- **Set problem**
Every record should be written out exactly, please.

__________

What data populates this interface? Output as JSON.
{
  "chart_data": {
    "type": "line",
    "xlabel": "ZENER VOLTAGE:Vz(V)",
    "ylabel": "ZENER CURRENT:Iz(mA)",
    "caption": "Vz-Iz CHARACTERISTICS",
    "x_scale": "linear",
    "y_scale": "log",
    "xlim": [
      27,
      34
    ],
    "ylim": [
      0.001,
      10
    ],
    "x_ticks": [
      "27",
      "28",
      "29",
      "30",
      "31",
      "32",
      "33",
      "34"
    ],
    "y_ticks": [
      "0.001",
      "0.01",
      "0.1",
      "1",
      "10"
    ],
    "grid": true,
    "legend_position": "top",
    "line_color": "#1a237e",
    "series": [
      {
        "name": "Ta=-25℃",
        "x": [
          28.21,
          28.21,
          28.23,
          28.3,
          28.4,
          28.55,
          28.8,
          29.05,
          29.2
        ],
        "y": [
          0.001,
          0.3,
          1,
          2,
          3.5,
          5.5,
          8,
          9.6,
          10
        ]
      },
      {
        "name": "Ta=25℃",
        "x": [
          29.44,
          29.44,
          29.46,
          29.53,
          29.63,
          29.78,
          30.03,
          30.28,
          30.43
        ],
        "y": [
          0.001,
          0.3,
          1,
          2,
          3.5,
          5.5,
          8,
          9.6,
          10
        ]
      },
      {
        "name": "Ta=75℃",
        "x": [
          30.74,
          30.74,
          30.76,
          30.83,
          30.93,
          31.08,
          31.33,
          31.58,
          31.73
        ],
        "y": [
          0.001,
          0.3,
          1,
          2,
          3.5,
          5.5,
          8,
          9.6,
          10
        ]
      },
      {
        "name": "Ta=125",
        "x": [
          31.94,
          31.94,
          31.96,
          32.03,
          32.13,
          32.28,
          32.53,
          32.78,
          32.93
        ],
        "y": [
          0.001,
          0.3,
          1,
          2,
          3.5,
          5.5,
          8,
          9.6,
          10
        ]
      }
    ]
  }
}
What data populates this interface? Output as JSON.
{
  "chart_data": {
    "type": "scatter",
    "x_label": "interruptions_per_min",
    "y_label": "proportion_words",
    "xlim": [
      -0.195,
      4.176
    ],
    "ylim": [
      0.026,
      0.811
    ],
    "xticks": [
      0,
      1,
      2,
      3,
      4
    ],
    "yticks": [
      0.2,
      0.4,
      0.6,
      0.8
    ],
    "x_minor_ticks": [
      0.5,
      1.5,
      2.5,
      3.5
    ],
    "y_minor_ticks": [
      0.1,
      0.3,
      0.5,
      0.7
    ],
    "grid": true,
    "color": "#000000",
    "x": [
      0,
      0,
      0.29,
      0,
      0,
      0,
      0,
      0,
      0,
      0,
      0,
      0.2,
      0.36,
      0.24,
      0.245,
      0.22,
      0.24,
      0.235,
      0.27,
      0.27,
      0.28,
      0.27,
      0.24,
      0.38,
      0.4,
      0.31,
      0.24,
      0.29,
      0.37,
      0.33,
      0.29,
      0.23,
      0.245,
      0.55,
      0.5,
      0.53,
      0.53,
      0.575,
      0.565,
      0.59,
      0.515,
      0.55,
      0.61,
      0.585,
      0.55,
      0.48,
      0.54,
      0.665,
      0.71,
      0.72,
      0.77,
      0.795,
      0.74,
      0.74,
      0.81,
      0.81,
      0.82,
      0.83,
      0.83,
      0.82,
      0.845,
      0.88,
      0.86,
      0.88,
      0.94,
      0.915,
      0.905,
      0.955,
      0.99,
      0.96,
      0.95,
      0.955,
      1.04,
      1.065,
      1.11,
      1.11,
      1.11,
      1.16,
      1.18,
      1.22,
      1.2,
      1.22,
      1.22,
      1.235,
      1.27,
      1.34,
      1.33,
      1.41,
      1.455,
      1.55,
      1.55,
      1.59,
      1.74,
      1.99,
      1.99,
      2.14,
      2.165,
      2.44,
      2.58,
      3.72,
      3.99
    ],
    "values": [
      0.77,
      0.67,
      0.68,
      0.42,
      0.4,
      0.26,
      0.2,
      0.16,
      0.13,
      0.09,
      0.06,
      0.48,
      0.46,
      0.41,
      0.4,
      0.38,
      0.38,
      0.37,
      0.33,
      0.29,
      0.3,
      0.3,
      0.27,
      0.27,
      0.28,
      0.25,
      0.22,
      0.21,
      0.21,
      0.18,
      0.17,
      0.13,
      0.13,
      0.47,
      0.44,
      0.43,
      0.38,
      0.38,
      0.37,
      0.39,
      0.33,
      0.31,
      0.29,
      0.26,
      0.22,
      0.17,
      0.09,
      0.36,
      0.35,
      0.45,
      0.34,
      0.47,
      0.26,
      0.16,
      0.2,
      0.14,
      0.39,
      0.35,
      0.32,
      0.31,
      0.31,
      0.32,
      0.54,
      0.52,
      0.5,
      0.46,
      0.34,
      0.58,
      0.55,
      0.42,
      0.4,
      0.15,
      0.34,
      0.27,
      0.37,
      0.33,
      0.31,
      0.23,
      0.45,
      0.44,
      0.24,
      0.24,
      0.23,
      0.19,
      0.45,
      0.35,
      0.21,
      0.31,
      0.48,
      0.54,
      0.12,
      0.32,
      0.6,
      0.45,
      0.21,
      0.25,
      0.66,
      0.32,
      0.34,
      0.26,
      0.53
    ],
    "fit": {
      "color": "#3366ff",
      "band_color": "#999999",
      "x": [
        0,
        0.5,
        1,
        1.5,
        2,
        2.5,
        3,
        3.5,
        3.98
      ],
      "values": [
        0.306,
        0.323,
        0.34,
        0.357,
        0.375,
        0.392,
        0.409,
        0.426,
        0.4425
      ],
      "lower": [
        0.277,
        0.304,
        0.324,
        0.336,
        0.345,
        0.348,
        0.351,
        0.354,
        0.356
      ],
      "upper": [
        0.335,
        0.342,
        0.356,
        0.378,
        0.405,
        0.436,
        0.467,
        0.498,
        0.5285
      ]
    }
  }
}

__________

- **Final result**
What data populates this interface? Output as JSON.
{
  "chart_data": {
    "type": "line",
    "xlabel": "ZENER VOLTAGE:Vz(V)",
    "ylabel": "ZENER CURRENT:Iz(mA)",
    "caption": "Vz-Iz CHARACTERISTICS",
    "x_scale": "linear",
    "y_scale": "log",
    "xlim": [
      27,
      34
    ],
    "ylim": [
      0.001,
      10
    ],
    "x_ticks": [
      "27",
      "28",
      "29",
      "30",
      "31",
      "32",
      "33",
      "34"
    ],
    "y_ticks": [
      "0.001",
      "0.01",
      "0.1",
      "1",
      "10"
    ],
    "grid": true,
    "legend_position": "top",
    "line_color": "#1a237e",
    "series": [
      {
        "name": "Ta=-25℃",
        "x": [
          28.21,
          28.21,
          28.23,
          28.3,
          28.4,
          28.55,
          28.8,
          29.05,
          29.2
        ],
        "y": [
          0.001,
          0.3,
          1,
          2,
          3.5,
          5.5,
          8,
          9.6,
          10
        ]
      },
      {
        "name": "Ta=25℃",
        "x": [
          29.44,
          29.44,
          29.46,
          29.53,
          29.63,
          29.78,
          30.03,
          30.28,
          30.43
        ],
        "y": [
          0.001,
          0.3,
          1,
          2,
          3.5,
          5.5,
          8,
          9.6,
          10
        ]
      },
      {
        "name": "Ta=75℃",
        "x": [
          30.74,
          30.74,
          30.76,
          30.83,
          30.93,
          31.08,
          31.33,
          31.58,
          31.73
        ],
        "y": [
          0.001,
          0.3,
          1,
          2,
          3.5,
          5.5,
          8,
          9.6,
          10
        ]
      },
      {
        "name": "Ta=125",
        "x": [
          31.94,
          31.94,
          31.96,
          32.03,
          32.13,
          32.28,
          32.53,
          32.78,
          32.93
        ],
        "y": [
          0.001,
          0.3,
          1,
          2,
          3.5,
          5.5,
          8,
          9.6,
          10
        ]
      }
    ]
  }
}
What data populates this interface? Output as JSON.
{
  "chart_data": {
    "type": "scatter",
    "x_label": "interruptions_per_min",
    "y_label": "proportion_words",
    "xlim": [
      -0.195,
      4.176
    ],
    "ylim": [
      0.026,
      0.811
    ],
    "xticks": [
      0,
      1,
      2,
      3,
      4
    ],
    "yticks": [
      0.2,
      0.4,
      0.6,
      0.8
    ],
    "x_minor_ticks": [
      0.5,
      1.5,
      2.5,
      3.5
    ],
    "y_minor_ticks": [
      0.1,
      0.3,
      0.5,
      0.7
    ],
    "grid": true,
    "color": "#000000",
    "x": [
      0,
      0,
      0.29,
      0,
      0,
      0,
      0,
      0,
      0,
      0,
      0,
      0.2,
      0.36,
      0.24,
      0.245,
      0.22,
      0.24,
      0.235,
      0.27,
      0.27,
      0.28,
      0.27,
      0.24,
      0.38,
      0.4,
      0.31,
      0.24,
      0.29,
      0.37,
      0.33,
      0.29,
      0.23,
      0.245,
      0.55,
      0.5,
      0.53,
      0.53,
      0.575,
      0.565,
      0.59,
      0.515,
      0.55,
      0.61,
      0.585,
      0.55,
      0.48,
      0.54,
      0.665,
      0.71,
      0.72,
      0.77,
      0.795,
      0.74,
      0.74,
      0.81,
      0.81,
      0.82,
      0.83,
      0.83,
      0.82,
      0.845,
      0.88,
      0.86,
      0.88,
      0.94,
      0.915,
      0.905,
      0.955,
      0.99,
      0.96,
      0.95,
      0.955,
      1.04,
      1.065,
      1.11,
      1.11,
      1.11,
      1.16,
      1.18,
      1.22,
      1.2,
      1.22,
      1.22,
      1.235,
      1.27,
      1.34,
      1.33,
      1.41,
      1.455,
      1.55,
      1.55,
      1.59,
      1.74,
      1.99,
      1.99,
      2.14,
      2.165,
      2.44,
      2.58,
      3.72,
      3.99
    ],
    "values": [
      0.77,
      0.67,
      0.68,
      0.42,
      0.4,
      0.26,
      0.2,
      0.16,
      0.13,
      0.09,
      0.06,
      0.48,
      0.46,
      0.41,
      0.4,
      0.38,
      0.38,
      0.37,
      0.33,
      0.29,
      0.3,
      0.3,
      0.27,
      0.27,
      0.28,
      0.25,
      0.22,
      0.21,
      0.21,
      0.18,
      0.17,
      0.13,
      0.13,
      0.47,
      0.44,
      0.43,
      0.38,
      0.38,
      0.37,
      0.39,
      0.33,
      0.31,
      0.29,
      0.26,
      0.22,
      0.17,
      0.09,
      0.36,
      0.35,
      0.45,
      0.34,
      0.47,
      0.26,
      0.16,
      0.2,
      0.14,
      0.39,
      0.35,
      0.32,
      0.31,
      0.31,
      0.32,
      0.54,
      0.52,
      0.5,
      0.46,
      0.34,
      0.58,
      0.55,
      0.42,
      0.4,
      0.15,
      0.34,
      0.27,
      0.37,
      0.33,
      0.31,
      0.23,
      0.45,
      0.44,
      0.24,
      0.24,
      0.23,
      0.19,
      0.45,
      0.35,
      0.21,
      0.31,
      0.48,
      0.54,
      0.12,
      0.32,
      0.6,
      0.45,
      0.21,
      0.25,
      0.66,
      0.32,
      0.34,
      0.26,
      0.53
    ],
    "fit": {
      "color": "#3366ff",
      "band_color": "#999999",
      "x": [
        0,
        0.5,
        1,
        1.5,
        2,
        2.5,
        3,
        3.5,
        3.98
      ],
      "values": [
        0.306,
        0.323,
        0.34,
        0.357,
        0.375,
        0.392,
        0.409,
        0.426,
        0.4425
      ],
      "lower": [
        0.277,
        0.304,
        0.324,
        0.336,
        0.345,
        0.348,
        0.351,
        0.354,
        0.356
      ],
      "upper": [
        0.335,
        0.342,
        0.356,
        0.378,
        0.405,
        0.436,
        0.467,
        0.498,
        0.5285
      ]
    }
  }
}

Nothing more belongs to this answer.